— Start of Data —

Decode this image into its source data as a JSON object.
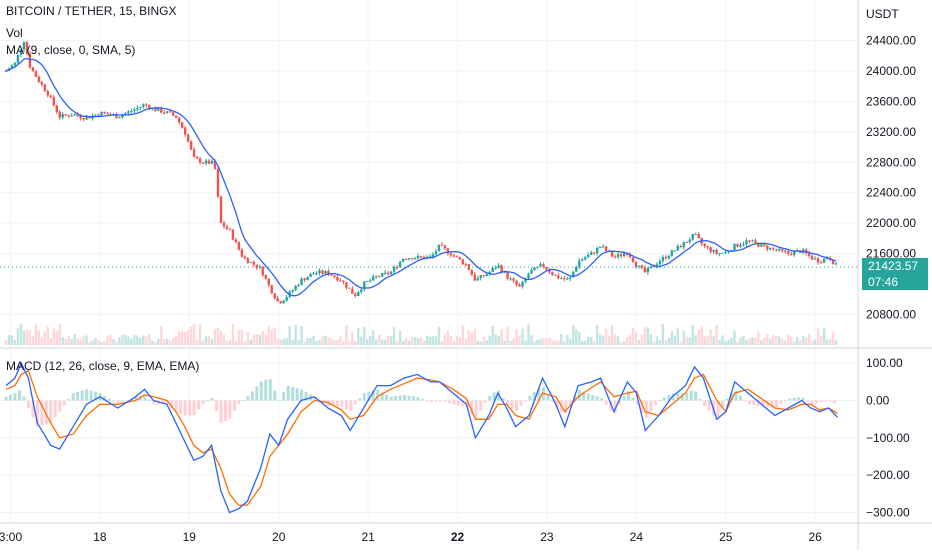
{
  "legend": {
    "title": "BITCOIN / TETHER, 15, BINGX",
    "vol": "Vol",
    "ma": "MA (9, close, 0, SMA, 5)",
    "macd": "MACD (12, 26, close, 9, EMA, EMA)"
  },
  "last_price": {
    "value": "21423.57",
    "countdown": "07:46"
  },
  "colors": {
    "up": "#26a69a",
    "down": "#ef5350",
    "ma_line": "#2962ff",
    "macd_line": "#2962ff",
    "signal_line": "#ff6d00",
    "hist_up": "#b2dfdb",
    "hist_down": "#ffcdd2",
    "price_line": "#26a69a",
    "grid": "#f0f3fa",
    "axis_text": "#131722"
  },
  "chart_data": [
    {
      "type": "candlestick",
      "title": "BITCOIN / TETHER, 15, BINGX",
      "y_axis_title": "USDT",
      "ylim": [
        20400,
        24800
      ],
      "y_ticks": [
        "24400.00",
        "24000.00",
        "23600.00",
        "23200.00",
        "22800.00",
        "22400.00",
        "22000.00",
        "21600.00",
        "20800.00"
      ],
      "x_ticks": [
        "3:00",
        "18",
        "19",
        "20",
        "21",
        "22",
        "23",
        "24",
        "25",
        "26"
      ],
      "x_range_days": [
        16.95,
        26.3
      ],
      "close_series": [
        [
          16.95,
          24000
        ],
        [
          17.05,
          24100
        ],
        [
          17.15,
          24400
        ],
        [
          17.22,
          24050
        ],
        [
          17.3,
          23900
        ],
        [
          17.42,
          23700
        ],
        [
          17.55,
          23400
        ],
        [
          17.7,
          23430
        ],
        [
          17.85,
          23380
        ],
        [
          18.0,
          23450
        ],
        [
          18.2,
          23400
        ],
        [
          18.4,
          23500
        ],
        [
          18.5,
          23560
        ],
        [
          18.6,
          23500
        ],
        [
          18.75,
          23450
        ],
        [
          18.85,
          23400
        ],
        [
          18.95,
          23200
        ],
        [
          19.05,
          22850
        ],
        [
          19.15,
          22800
        ],
        [
          19.28,
          22790
        ],
        [
          19.35,
          22000
        ],
        [
          19.45,
          21900
        ],
        [
          19.6,
          21550
        ],
        [
          19.8,
          21400
        ],
        [
          19.9,
          21150
        ],
        [
          20.0,
          20950
        ],
        [
          20.1,
          21050
        ],
        [
          20.25,
          21250
        ],
        [
          20.4,
          21350
        ],
        [
          20.55,
          21350
        ],
        [
          20.7,
          21250
        ],
        [
          20.85,
          21050
        ],
        [
          20.95,
          21200
        ],
        [
          21.1,
          21300
        ],
        [
          21.25,
          21350
        ],
        [
          21.4,
          21550
        ],
        [
          21.55,
          21550
        ],
        [
          21.7,
          21550
        ],
        [
          21.8,
          21700
        ],
        [
          21.95,
          21580
        ],
        [
          22.1,
          21450
        ],
        [
          22.2,
          21250
        ],
        [
          22.35,
          21350
        ],
        [
          22.45,
          21450
        ],
        [
          22.55,
          21300
        ],
        [
          22.7,
          21150
        ],
        [
          22.8,
          21350
        ],
        [
          22.95,
          21450
        ],
        [
          23.1,
          21300
        ],
        [
          23.25,
          21250
        ],
        [
          23.35,
          21500
        ],
        [
          23.5,
          21600
        ],
        [
          23.6,
          21700
        ],
        [
          23.75,
          21550
        ],
        [
          23.9,
          21620
        ],
        [
          24.0,
          21450
        ],
        [
          24.1,
          21350
        ],
        [
          24.25,
          21500
        ],
        [
          24.4,
          21620
        ],
        [
          24.55,
          21750
        ],
        [
          24.65,
          21850
        ],
        [
          24.75,
          21700
        ],
        [
          24.9,
          21600
        ],
        [
          25.0,
          21620
        ],
        [
          25.1,
          21700
        ],
        [
          25.25,
          21770
        ],
        [
          25.4,
          21700
        ],
        [
          25.55,
          21650
        ],
        [
          25.7,
          21600
        ],
        [
          25.85,
          21640
        ],
        [
          25.95,
          21550
        ],
        [
          26.05,
          21500
        ],
        [
          26.15,
          21560
        ],
        [
          26.25,
          21420
        ]
      ],
      "last_value": 21423.57
    },
    {
      "type": "line",
      "title": "MACD (12, 26, close, 9, EMA, EMA)",
      "ylim": [
        -320,
        130
      ],
      "y_ticks": [
        "100.00",
        "0.00",
        "−100.00",
        "−200.00",
        "−300.00"
      ],
      "series": [
        {
          "name": "MACD",
          "points": [
            [
              16.95,
              40
            ],
            [
              17.05,
              60
            ],
            [
              17.12,
              100
            ],
            [
              17.2,
              60
            ],
            [
              17.3,
              -60
            ],
            [
              17.45,
              -120
            ],
            [
              17.55,
              -130
            ],
            [
              17.7,
              -70
            ],
            [
              17.85,
              -10
            ],
            [
              18.0,
              10
            ],
            [
              18.2,
              -20
            ],
            [
              18.4,
              10
            ],
            [
              18.5,
              30
            ],
            [
              18.6,
              0
            ],
            [
              18.75,
              -10
            ],
            [
              18.85,
              -60
            ],
            [
              18.95,
              -110
            ],
            [
              19.05,
              -160
            ],
            [
              19.15,
              -150
            ],
            [
              19.25,
              -120
            ],
            [
              19.35,
              -240
            ],
            [
              19.45,
              -300
            ],
            [
              19.55,
              -290
            ],
            [
              19.65,
              -270
            ],
            [
              19.8,
              -180
            ],
            [
              19.9,
              -90
            ],
            [
              20.0,
              -120
            ],
            [
              20.1,
              -50
            ],
            [
              20.25,
              0
            ],
            [
              20.4,
              10
            ],
            [
              20.55,
              -20
            ],
            [
              20.7,
              -40
            ],
            [
              20.8,
              -80
            ],
            [
              20.95,
              -20
            ],
            [
              21.1,
              40
            ],
            [
              21.25,
              40
            ],
            [
              21.4,
              60
            ],
            [
              21.55,
              70
            ],
            [
              21.7,
              50
            ],
            [
              21.8,
              50
            ],
            [
              21.95,
              20
            ],
            [
              22.1,
              -10
            ],
            [
              22.2,
              -100
            ],
            [
              22.35,
              -40
            ],
            [
              22.45,
              20
            ],
            [
              22.55,
              -20
            ],
            [
              22.65,
              -70
            ],
            [
              22.8,
              -40
            ],
            [
              22.95,
              60
            ],
            [
              23.1,
              -10
            ],
            [
              23.2,
              -70
            ],
            [
              23.35,
              40
            ],
            [
              23.5,
              50
            ],
            [
              23.6,
              60
            ],
            [
              23.75,
              -30
            ],
            [
              23.9,
              50
            ],
            [
              24.0,
              20
            ],
            [
              24.1,
              -80
            ],
            [
              24.25,
              -40
            ],
            [
              24.4,
              10
            ],
            [
              24.55,
              40
            ],
            [
              24.65,
              90
            ],
            [
              24.75,
              60
            ],
            [
              24.9,
              -50
            ],
            [
              25.0,
              -30
            ],
            [
              25.1,
              50
            ],
            [
              25.25,
              20
            ],
            [
              25.4,
              -10
            ],
            [
              25.55,
              -40
            ],
            [
              25.7,
              -20
            ],
            [
              25.85,
              0
            ],
            [
              25.95,
              -20
            ],
            [
              26.05,
              -30
            ],
            [
              26.15,
              -20
            ],
            [
              26.25,
              -45
            ]
          ]
        },
        {
          "name": "Signal",
          "points": [
            [
              16.95,
              30
            ],
            [
              17.05,
              40
            ],
            [
              17.12,
              70
            ],
            [
              17.2,
              80
            ],
            [
              17.3,
              10
            ],
            [
              17.45,
              -60
            ],
            [
              17.55,
              -100
            ],
            [
              17.7,
              -90
            ],
            [
              17.85,
              -40
            ],
            [
              18.0,
              -10
            ],
            [
              18.2,
              -10
            ],
            [
              18.4,
              0
            ],
            [
              18.5,
              15
            ],
            [
              18.6,
              10
            ],
            [
              18.75,
              0
            ],
            [
              18.85,
              -30
            ],
            [
              18.95,
              -70
            ],
            [
              19.05,
              -120
            ],
            [
              19.15,
              -140
            ],
            [
              19.25,
              -130
            ],
            [
              19.35,
              -180
            ],
            [
              19.45,
              -250
            ],
            [
              19.55,
              -280
            ],
            [
              19.65,
              -280
            ],
            [
              19.8,
              -230
            ],
            [
              19.9,
              -150
            ],
            [
              20.0,
              -120
            ],
            [
              20.1,
              -90
            ],
            [
              20.25,
              -30
            ],
            [
              20.4,
              0
            ],
            [
              20.55,
              -5
            ],
            [
              20.7,
              -25
            ],
            [
              20.8,
              -50
            ],
            [
              20.95,
              -40
            ],
            [
              21.1,
              10
            ],
            [
              21.25,
              30
            ],
            [
              21.4,
              45
            ],
            [
              21.55,
              60
            ],
            [
              21.7,
              55
            ],
            [
              21.8,
              50
            ],
            [
              21.95,
              30
            ],
            [
              22.1,
              5
            ],
            [
              22.2,
              -50
            ],
            [
              22.35,
              -50
            ],
            [
              22.45,
              -10
            ],
            [
              22.55,
              -10
            ],
            [
              22.65,
              -40
            ],
            [
              22.8,
              -50
            ],
            [
              22.95,
              20
            ],
            [
              23.1,
              10
            ],
            [
              23.2,
              -30
            ],
            [
              23.35,
              10
            ],
            [
              23.5,
              35
            ],
            [
              23.6,
              50
            ],
            [
              23.75,
              10
            ],
            [
              23.9,
              20
            ],
            [
              24.0,
              25
            ],
            [
              24.1,
              -30
            ],
            [
              24.25,
              -40
            ],
            [
              24.4,
              -10
            ],
            [
              24.55,
              20
            ],
            [
              24.65,
              60
            ],
            [
              24.75,
              70
            ],
            [
              24.9,
              0
            ],
            [
              25.0,
              -30
            ],
            [
              25.1,
              20
            ],
            [
              25.25,
              30
            ],
            [
              25.4,
              5
            ],
            [
              25.55,
              -20
            ],
            [
              25.7,
              -25
            ],
            [
              25.85,
              -10
            ],
            [
              25.95,
              -10
            ],
            [
              26.05,
              -25
            ],
            [
              26.15,
              -20
            ],
            [
              26.25,
              -35
            ]
          ]
        }
      ]
    }
  ]
}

— End of Data —

* _Instruction_:
Give only the number of lines in the records that contain the string "BINGX".

* _Expected answer_:
2